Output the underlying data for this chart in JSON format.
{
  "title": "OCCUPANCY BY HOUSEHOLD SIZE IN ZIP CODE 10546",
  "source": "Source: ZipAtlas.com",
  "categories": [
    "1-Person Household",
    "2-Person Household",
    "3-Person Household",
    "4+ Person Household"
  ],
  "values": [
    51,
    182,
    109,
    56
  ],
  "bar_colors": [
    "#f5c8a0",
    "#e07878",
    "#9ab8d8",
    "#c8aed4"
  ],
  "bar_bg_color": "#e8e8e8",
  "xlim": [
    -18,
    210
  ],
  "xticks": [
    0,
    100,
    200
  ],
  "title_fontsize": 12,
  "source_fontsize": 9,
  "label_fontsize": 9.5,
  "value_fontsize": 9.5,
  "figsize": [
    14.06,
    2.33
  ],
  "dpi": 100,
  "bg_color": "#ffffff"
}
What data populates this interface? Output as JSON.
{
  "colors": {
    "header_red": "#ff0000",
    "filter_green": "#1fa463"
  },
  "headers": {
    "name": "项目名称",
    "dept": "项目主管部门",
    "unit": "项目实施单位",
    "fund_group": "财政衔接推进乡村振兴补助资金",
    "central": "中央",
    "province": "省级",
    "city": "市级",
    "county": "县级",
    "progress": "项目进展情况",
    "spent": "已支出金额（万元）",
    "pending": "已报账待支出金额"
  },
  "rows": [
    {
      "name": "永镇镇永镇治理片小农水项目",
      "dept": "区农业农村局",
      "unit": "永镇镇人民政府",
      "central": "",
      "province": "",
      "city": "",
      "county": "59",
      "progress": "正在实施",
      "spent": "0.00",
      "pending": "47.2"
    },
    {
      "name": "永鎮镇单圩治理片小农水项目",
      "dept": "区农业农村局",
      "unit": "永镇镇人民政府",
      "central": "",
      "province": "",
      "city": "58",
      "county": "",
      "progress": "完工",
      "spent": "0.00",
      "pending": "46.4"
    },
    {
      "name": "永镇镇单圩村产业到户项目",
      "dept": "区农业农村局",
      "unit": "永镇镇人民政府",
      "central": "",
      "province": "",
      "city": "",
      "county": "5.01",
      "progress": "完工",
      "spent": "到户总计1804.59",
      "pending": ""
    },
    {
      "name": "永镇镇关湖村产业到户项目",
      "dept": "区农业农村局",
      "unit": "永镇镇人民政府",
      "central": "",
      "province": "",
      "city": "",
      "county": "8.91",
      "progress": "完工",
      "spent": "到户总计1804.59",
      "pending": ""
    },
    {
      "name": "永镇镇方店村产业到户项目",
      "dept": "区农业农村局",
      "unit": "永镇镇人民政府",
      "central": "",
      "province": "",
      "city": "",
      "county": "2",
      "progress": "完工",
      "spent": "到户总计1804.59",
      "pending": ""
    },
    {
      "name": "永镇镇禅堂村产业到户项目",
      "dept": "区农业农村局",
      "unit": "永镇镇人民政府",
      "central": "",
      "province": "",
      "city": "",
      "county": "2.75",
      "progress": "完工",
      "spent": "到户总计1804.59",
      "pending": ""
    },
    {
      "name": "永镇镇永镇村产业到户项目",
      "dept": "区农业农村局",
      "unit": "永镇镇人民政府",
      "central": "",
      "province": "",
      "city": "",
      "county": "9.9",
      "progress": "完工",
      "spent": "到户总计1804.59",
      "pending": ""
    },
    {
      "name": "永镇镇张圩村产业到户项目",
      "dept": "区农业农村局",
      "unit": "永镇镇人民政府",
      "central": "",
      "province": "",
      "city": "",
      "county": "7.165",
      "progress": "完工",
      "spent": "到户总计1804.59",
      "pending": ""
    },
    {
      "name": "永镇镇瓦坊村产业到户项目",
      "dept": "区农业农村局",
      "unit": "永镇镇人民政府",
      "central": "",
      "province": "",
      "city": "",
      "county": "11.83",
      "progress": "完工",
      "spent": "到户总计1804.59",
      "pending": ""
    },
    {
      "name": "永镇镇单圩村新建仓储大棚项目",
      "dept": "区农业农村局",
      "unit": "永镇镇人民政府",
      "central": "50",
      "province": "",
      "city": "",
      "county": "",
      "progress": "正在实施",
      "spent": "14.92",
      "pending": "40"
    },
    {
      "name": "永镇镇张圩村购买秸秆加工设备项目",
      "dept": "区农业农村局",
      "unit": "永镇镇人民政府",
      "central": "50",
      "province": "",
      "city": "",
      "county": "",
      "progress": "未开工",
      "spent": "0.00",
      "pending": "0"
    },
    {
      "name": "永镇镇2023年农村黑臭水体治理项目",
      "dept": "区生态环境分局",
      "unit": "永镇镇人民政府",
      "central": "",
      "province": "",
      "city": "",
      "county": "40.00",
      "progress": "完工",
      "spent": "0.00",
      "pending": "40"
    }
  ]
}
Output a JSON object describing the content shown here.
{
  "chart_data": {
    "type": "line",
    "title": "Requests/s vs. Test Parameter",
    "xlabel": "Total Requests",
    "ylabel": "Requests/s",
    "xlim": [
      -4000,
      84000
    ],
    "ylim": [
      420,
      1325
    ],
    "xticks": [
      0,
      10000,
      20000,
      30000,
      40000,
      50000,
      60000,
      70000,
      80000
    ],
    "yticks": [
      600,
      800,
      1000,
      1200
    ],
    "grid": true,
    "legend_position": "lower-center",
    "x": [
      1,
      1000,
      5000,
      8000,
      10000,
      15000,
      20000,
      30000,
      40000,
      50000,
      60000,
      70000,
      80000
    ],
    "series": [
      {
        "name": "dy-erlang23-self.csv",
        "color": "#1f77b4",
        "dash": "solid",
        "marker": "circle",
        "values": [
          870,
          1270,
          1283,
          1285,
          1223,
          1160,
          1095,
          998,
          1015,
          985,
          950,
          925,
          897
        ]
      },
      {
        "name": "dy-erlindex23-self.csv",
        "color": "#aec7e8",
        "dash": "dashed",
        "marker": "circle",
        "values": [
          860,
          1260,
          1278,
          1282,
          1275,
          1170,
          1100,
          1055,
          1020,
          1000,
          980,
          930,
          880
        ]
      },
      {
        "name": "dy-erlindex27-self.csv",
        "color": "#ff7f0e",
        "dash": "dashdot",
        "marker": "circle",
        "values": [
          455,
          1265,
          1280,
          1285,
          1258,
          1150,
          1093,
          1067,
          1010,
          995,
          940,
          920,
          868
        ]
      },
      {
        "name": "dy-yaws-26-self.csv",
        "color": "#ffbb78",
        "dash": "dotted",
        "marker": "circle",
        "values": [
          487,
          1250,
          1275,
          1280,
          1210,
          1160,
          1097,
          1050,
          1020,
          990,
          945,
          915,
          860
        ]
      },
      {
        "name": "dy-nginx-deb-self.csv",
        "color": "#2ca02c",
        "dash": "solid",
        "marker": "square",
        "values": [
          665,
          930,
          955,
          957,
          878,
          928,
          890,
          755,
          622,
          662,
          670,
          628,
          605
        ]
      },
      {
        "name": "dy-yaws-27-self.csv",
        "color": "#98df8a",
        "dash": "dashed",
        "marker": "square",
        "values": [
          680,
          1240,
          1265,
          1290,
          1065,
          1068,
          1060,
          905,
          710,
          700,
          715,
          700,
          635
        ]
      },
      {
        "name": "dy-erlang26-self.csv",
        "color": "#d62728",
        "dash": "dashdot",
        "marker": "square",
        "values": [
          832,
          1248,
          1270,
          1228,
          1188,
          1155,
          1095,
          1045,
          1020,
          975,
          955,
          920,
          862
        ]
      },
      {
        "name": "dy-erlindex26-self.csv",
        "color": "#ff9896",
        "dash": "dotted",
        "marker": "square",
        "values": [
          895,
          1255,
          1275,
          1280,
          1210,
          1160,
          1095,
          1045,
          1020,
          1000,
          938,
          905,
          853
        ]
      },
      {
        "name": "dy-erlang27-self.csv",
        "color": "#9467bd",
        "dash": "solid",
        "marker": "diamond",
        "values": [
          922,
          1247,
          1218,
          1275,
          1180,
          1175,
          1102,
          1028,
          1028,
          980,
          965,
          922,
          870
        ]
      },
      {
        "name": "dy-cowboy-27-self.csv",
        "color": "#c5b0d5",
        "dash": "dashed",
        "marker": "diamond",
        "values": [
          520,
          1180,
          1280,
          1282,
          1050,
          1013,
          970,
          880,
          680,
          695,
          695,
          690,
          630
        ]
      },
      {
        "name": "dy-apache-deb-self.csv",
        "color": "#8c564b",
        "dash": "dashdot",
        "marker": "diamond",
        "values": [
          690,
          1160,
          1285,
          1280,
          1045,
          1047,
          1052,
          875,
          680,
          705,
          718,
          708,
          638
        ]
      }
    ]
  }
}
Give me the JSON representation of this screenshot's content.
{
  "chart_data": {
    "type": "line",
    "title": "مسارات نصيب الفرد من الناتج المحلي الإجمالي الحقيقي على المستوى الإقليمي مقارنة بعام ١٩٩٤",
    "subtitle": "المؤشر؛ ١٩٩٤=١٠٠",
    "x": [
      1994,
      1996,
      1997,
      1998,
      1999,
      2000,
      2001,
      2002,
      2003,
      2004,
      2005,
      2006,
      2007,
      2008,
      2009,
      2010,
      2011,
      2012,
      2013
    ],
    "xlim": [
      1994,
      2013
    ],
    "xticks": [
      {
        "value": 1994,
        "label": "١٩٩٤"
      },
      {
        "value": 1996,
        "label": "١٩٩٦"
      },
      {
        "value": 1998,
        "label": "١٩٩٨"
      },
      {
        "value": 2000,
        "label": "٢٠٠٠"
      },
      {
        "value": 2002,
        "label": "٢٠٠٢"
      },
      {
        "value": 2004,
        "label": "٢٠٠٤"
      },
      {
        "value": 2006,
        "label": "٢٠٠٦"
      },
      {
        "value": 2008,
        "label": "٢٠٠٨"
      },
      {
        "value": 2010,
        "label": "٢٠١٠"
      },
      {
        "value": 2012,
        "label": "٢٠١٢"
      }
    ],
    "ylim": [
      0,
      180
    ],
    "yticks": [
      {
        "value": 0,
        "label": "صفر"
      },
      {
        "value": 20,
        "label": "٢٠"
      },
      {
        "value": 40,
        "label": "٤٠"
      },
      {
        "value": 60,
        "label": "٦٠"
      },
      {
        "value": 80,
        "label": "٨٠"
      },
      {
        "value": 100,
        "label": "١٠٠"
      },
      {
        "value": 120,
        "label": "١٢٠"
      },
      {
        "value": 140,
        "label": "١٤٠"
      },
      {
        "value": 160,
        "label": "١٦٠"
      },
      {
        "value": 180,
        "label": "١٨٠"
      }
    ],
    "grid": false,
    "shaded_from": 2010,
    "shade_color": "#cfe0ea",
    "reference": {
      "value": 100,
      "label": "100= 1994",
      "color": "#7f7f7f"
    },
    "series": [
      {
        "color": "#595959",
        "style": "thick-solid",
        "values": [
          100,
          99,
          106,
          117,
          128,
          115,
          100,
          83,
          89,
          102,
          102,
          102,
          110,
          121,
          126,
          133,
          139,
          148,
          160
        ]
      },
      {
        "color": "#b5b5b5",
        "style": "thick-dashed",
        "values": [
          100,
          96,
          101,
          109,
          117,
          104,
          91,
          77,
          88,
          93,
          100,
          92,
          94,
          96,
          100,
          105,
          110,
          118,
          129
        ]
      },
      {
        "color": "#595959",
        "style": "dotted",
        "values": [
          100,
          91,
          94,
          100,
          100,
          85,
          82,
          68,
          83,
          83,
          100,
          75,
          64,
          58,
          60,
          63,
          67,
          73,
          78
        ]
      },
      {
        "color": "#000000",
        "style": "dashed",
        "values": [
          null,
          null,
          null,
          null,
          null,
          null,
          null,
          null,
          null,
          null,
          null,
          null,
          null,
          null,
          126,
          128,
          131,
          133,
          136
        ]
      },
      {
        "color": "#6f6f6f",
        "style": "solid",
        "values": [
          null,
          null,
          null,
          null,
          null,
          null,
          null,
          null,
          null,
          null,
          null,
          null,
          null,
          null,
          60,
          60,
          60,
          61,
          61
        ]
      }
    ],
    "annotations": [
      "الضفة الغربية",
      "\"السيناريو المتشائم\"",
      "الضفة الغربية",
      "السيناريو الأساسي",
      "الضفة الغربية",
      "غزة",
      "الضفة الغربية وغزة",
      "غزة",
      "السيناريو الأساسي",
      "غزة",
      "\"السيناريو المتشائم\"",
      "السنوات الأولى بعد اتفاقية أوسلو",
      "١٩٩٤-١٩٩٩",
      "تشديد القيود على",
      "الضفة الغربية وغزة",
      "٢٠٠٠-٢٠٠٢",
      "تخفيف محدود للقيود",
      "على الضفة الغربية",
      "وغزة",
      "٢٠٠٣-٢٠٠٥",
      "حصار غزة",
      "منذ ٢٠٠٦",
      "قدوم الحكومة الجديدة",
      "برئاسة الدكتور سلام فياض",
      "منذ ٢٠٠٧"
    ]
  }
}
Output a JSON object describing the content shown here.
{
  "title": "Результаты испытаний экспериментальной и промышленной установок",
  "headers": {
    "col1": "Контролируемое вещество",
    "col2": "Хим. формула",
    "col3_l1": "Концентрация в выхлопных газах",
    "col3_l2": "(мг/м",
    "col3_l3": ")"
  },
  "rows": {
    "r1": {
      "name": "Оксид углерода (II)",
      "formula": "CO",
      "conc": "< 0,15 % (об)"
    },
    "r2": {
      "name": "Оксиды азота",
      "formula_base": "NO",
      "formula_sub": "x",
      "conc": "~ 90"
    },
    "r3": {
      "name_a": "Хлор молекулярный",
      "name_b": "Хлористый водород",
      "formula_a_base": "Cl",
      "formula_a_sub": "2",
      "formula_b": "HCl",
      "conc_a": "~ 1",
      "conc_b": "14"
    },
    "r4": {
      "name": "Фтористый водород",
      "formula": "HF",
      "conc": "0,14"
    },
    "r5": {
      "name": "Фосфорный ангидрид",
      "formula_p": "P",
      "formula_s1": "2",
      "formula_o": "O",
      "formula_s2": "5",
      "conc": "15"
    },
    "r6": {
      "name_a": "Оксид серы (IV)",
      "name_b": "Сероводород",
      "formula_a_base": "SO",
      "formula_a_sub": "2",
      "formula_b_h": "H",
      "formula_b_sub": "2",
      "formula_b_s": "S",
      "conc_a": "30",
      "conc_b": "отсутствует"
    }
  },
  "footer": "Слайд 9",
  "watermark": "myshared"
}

════════════════════

*YOUR GOAL*
Go through the material and copy out every line with "Output" in it.

*ANSWER FOR THIS EXERCISE*
Output the underlying data for this chart in JSON format.
What data populates this interface? Output as JSON.
Output a JSON object describing the content shown here.
Output a JSON object describing the content shown here.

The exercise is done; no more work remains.